> [TASK DIRECTIONS]
Omit every picture and write out the rest of the records exactly.

----------

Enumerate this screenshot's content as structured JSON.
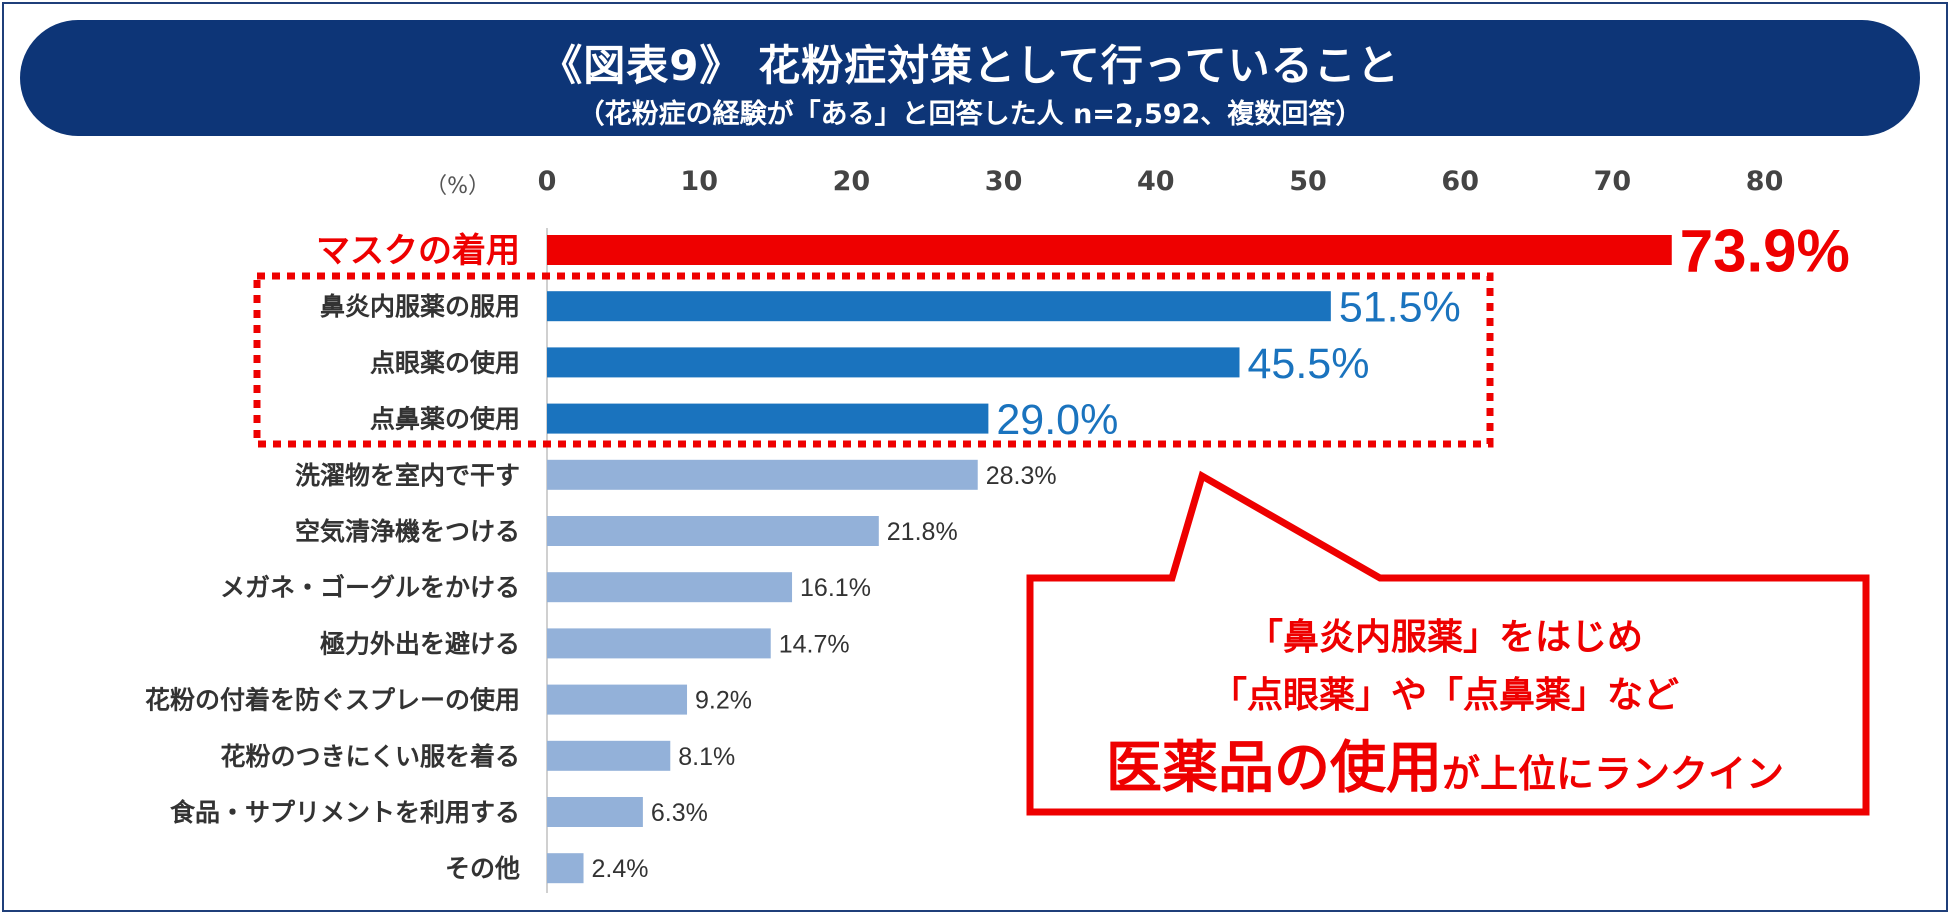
{
  "header": {
    "title": "《図表9》 花粉症対策として行っていること",
    "subtitle": "（花粉症の経験が「ある」と回答した人 n=2,592、複数回答）"
  },
  "colors": {
    "navy": "#0d3577",
    "red": "#ee0000",
    "blue": "#1a73be",
    "light_blue": "#93b1d9"
  },
  "chart_data": {
    "type": "bar",
    "orientation": "horizontal",
    "title": "花粉症対策として行っていること",
    "unit_label": "（%）",
    "xlim": [
      0,
      80
    ],
    "ticks": [
      "0",
      "10",
      "20",
      "30",
      "40",
      "50",
      "60",
      "70",
      "80"
    ],
    "tick_values": [
      0,
      10,
      20,
      30,
      40,
      50,
      60,
      70,
      80
    ],
    "categories": [
      "マスクの着用",
      "鼻炎内服薬の服用",
      "点眼薬の使用",
      "点鼻薬の使用",
      "洗濯物を室内で干す",
      "空気清浄機をつける",
      "メガネ・ゴーグルをかける",
      "極力外出を避ける",
      "花粉の付着を防ぐスプレーの使用",
      "花粉のつきにくい服を着る",
      "食品・サプリメントを利用する",
      "その他"
    ],
    "values": [
      73.9,
      51.5,
      45.5,
      29.0,
      28.3,
      21.8,
      16.1,
      14.7,
      9.2,
      8.1,
      6.3,
      2.4
    ],
    "value_labels": [
      "73.9%",
      "51.5%",
      "45.5%",
      "29.0%",
      "28.3%",
      "21.8%",
      "16.1%",
      "14.7%",
      "9.2%",
      "8.1%",
      "6.3%",
      "2.4%"
    ],
    "groups": [
      "top",
      "highlight",
      "highlight",
      "highlight",
      "other",
      "other",
      "other",
      "other",
      "other",
      "other",
      "other",
      "other"
    ]
  },
  "callout": {
    "line1": "「鼻炎内服薬」をはじめ",
    "line2": "「点眼薬」や「点鼻薬」など",
    "line3_big": "医薬品の使用",
    "line3_small": "が上位にランクイン"
  }
}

----------

> [RESULT OF THIS TASK]
Enumerate this screenshot's content as structured JSON.
{
  "header": {
    "title": "《図表9》 花粉症対策として行っていること",
    "subtitle": "（花粉症の経験が「ある」と回答した人 n=2,592、複数回答）"
  },
  "colors": {
    "navy": "#0d3577",
    "red": "#ee0000",
    "blue": "#1a73be",
    "light_blue": "#93b1d9"
  },
  "chart_data": {
    "type": "bar",
    "orientation": "horizontal",
    "title": "花粉症対策として行っていること",
    "unit_label": "（%）",
    "xlim": [
      0,
      80
    ],
    "ticks": [
      "0",
      "10",
      "20",
      "30",
      "40",
      "50",
      "60",
      "70",
      "80"
    ],
    "tick_values": [
      0,
      10,
      20,
      30,
      40,
      50,
      60,
      70,
      80
    ],
    "categories": [
      "マスクの着用",
      "鼻炎内服薬の服用",
      "点眼薬の使用",
      "点鼻薬の使用",
      "洗濯物を室内で干す",
      "空気清浄機をつける",
      "メガネ・ゴーグルをかける",
      "極力外出を避ける",
      "花粉の付着を防ぐスプレーの使用",
      "花粉のつきにくい服を着る",
      "食品・サプリメントを利用する",
      "その他"
    ],
    "values": [
      73.9,
      51.5,
      45.5,
      29.0,
      28.3,
      21.8,
      16.1,
      14.7,
      9.2,
      8.1,
      6.3,
      2.4
    ],
    "value_labels": [
      "73.9%",
      "51.5%",
      "45.5%",
      "29.0%",
      "28.3%",
      "21.8%",
      "16.1%",
      "14.7%",
      "9.2%",
      "8.1%",
      "6.3%",
      "2.4%"
    ],
    "groups": [
      "top",
      "highlight",
      "highlight",
      "highlight",
      "other",
      "other",
      "other",
      "other",
      "other",
      "other",
      "other",
      "other"
    ]
  },
  "callout": {
    "line1": "「鼻炎内服薬」をはじめ",
    "line2": "「点眼薬」や「点鼻薬」など",
    "line3_big": "医薬品の使用",
    "line3_small": "が上位にランクイン"
  }
}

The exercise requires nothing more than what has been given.